8. Tag

Angekommen! Und die nächsten Tage fahre ich beim Einkaufen mit dem Auto in die Geschäfte hinein- ich schwör!!! Heute habe ich mir den Rest gegeben ... dabei bräuchte es dafür gar nicht mehr viel. Der Asphalt der letzten Tage hat schon hervorragende Vorarbeit geleistet.

 

Die Nacht kam so, wie sie kommen musste. Dabei möchte ich über die Dame in meinem Nebenberuflich gar keinen ungehalten Ton sagen, denn 1. hat sie sich das ganz sicher nicht aus Bosheit ausgesucht und 2.war sie wirklich nett. Ich glaube, was mich am Ende eigentlich gestört hat, war mein Heimweh. Wäre ich anders drauf, hätten mir ihre Töne sicher nichts ausgemacht ... zumal ich mir mit meinen Pfropfen in den Ohren schon ein bisschen Mühe geben musste, sie überhaupt zu hören.

 

Um 5.00 Uhr habe ich es mir jedenfalls im Aufenthaltsraum gemütlich gemacht und bald darauf wuselten die Ersten um mich herum. Also machte ich ein ausgedehntes Frühstück mit viel Kaffee und einem Magdalena (wie kann man nur gleich nach dem Aufstehen essen? Da ist mein Bauch doch noch im Schlafmodus!  ... Dafür ist er leider nachtaktiv.

• • • •

_AUFGABEN_
(1) Um wie viel Uhr machte es sich die schreibende Person laut Textauszug im Aufenthaltsraum gemütlich?
(2) Aktualisiere im Textauszug die Stelle von „Angekommen! Und die“ bis einschließlich „überhaupt zu hören.“ und setze dabei „Schotter“ an die Stelle von „Asphalt“.
(3) Führe den Textauszug über den 8. Tag im Anschluss an seinen letzten Satz weiter.
Die Auflistung im Anschluss ist vom Textauszug unabhängiges Material.

• • • •

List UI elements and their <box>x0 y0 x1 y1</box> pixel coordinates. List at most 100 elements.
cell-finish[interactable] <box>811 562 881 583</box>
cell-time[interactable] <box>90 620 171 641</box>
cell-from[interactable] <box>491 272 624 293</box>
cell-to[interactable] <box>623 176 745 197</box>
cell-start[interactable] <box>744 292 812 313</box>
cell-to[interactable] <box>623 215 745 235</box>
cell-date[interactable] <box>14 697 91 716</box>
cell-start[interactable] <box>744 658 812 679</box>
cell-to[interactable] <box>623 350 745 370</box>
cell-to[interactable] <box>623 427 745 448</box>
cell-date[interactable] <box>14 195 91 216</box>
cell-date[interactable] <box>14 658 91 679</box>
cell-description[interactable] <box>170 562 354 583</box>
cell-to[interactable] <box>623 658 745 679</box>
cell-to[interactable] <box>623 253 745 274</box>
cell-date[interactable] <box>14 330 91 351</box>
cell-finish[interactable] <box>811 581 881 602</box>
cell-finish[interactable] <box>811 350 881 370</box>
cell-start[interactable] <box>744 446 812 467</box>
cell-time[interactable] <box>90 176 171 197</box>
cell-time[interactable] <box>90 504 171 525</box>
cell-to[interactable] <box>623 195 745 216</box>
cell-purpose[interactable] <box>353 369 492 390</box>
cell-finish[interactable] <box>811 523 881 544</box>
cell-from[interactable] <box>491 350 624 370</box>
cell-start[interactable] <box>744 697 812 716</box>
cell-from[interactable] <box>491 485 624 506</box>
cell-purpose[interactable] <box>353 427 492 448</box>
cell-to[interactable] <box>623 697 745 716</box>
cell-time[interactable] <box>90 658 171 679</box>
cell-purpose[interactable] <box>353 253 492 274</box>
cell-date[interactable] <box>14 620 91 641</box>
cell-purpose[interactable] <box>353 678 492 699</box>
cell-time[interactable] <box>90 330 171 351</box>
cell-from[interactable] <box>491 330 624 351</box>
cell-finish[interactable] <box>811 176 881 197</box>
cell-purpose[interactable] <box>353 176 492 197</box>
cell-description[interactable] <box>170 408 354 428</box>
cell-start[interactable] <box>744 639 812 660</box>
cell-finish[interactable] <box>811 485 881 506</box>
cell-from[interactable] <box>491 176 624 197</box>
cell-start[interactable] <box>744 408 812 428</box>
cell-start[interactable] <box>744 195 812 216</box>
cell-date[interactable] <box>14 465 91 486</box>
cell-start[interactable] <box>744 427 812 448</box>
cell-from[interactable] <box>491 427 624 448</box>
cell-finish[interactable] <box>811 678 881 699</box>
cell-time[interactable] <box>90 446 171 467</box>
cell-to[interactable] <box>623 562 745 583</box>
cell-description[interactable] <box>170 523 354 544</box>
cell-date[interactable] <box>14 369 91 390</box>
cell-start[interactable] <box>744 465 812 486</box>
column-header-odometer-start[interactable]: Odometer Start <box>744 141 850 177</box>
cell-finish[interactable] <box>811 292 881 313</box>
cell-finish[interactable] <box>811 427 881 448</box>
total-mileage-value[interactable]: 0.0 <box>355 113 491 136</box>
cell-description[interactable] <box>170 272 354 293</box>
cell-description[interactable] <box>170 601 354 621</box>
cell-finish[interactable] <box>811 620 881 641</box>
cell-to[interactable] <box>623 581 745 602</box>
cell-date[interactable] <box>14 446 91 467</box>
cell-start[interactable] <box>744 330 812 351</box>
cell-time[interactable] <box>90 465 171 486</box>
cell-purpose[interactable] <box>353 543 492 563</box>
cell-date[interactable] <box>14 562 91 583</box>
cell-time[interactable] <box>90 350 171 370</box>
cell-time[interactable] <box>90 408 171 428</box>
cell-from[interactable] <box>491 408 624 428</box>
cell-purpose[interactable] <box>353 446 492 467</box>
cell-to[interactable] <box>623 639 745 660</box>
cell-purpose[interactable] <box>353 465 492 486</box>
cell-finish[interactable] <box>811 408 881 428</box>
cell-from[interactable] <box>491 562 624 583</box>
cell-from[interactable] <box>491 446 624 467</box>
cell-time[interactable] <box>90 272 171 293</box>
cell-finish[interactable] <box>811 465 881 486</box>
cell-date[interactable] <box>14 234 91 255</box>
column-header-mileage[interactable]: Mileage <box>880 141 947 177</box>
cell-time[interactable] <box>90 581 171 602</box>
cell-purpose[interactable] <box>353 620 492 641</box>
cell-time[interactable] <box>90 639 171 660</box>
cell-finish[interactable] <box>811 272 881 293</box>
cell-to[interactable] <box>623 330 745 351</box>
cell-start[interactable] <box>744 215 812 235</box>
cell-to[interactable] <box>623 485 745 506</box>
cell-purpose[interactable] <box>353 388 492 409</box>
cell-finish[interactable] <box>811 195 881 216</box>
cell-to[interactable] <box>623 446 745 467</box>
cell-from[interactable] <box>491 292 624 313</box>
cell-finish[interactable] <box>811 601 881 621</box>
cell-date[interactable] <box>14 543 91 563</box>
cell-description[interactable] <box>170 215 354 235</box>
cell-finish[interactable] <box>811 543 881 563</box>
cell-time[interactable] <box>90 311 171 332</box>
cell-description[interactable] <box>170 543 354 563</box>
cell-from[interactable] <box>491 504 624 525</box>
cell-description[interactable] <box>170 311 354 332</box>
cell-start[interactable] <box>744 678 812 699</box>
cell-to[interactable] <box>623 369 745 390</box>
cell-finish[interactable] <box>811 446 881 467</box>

• • • •

_LÖSUNGEN_
(1) Um 5.00 Uhr.

(2)
Angekommen! Und die nächsten Tage fahre ich beim Einkaufen mit dem Auto in die Geschäfte hinein- ich schwör!!! Heute habe ich mir den Rest gegeben ... dabei bräuchte es dafür gar nicht mehr viel. Der Schotter der letzten Tage hat schon hervorragende Vorarbeit geleistet.

 

Die Nacht kam so, wie sie kommen musste. Dabei möchte ich über die Dame in meinem Nebenberuflich gar keinen ungehalten Ton sagen, denn 1. hat sie sich das ganz sicher nicht aus Bosheit ausgesucht und 2.war sie wirklich nett. Ich glaube, was mich am Ende eigentlich gestört hat, war mein Heimweh. Wäre ich anders drauf, hätten mir ihre Töne sicher nichts ausgemacht ... zumal ich mir mit meinen Pfropfen in den Ohren schon ein bisschen Mühe geben musste, sie überhaupt zu hören.

(3)
 

Oh, da fällt mir ein, dass mir ein ganz lieber Pilgerbekannter gestern eine Nachricht schickte: Wer auch immer die Voodoopuppe von mir hat - hört auf sie zu füttern! Oh ja, dachte ich, das gilt für die von mir auch!

 

Ich wartete also, bis ich wenigstens ein bisschen sehen konnte, und dackelte von dannen.

 

Erst ging auch alles gut. Meine Aufzeichnungen passten hervorragend .... bis die Pfeile statt nach links nach rechts zeigten und dann gar nichts mehr stimmte.  Hm, dachte ich, es ist, wie es ist. Aber dann wurde ich stutzig: Auf den z. Teil angebrachten Holzpfeilen stand ganz oft etwas von offiziellem Weg. Also, wenn ich ganz offiziell mache, muss ich nicht immer bekräftigen, dass das offiziell ist, dann ist das einfach. Und noch eins schmeckte mir nicht: Es gab keine Muschelsteine. Hm. Aber alle laufen hier, dann kann es doch nicht ... Dann stand da auch wieder ein Muschelsteine. Ich guckte mich um und war genau da, wo ich es mir aufgeschrieben hatte.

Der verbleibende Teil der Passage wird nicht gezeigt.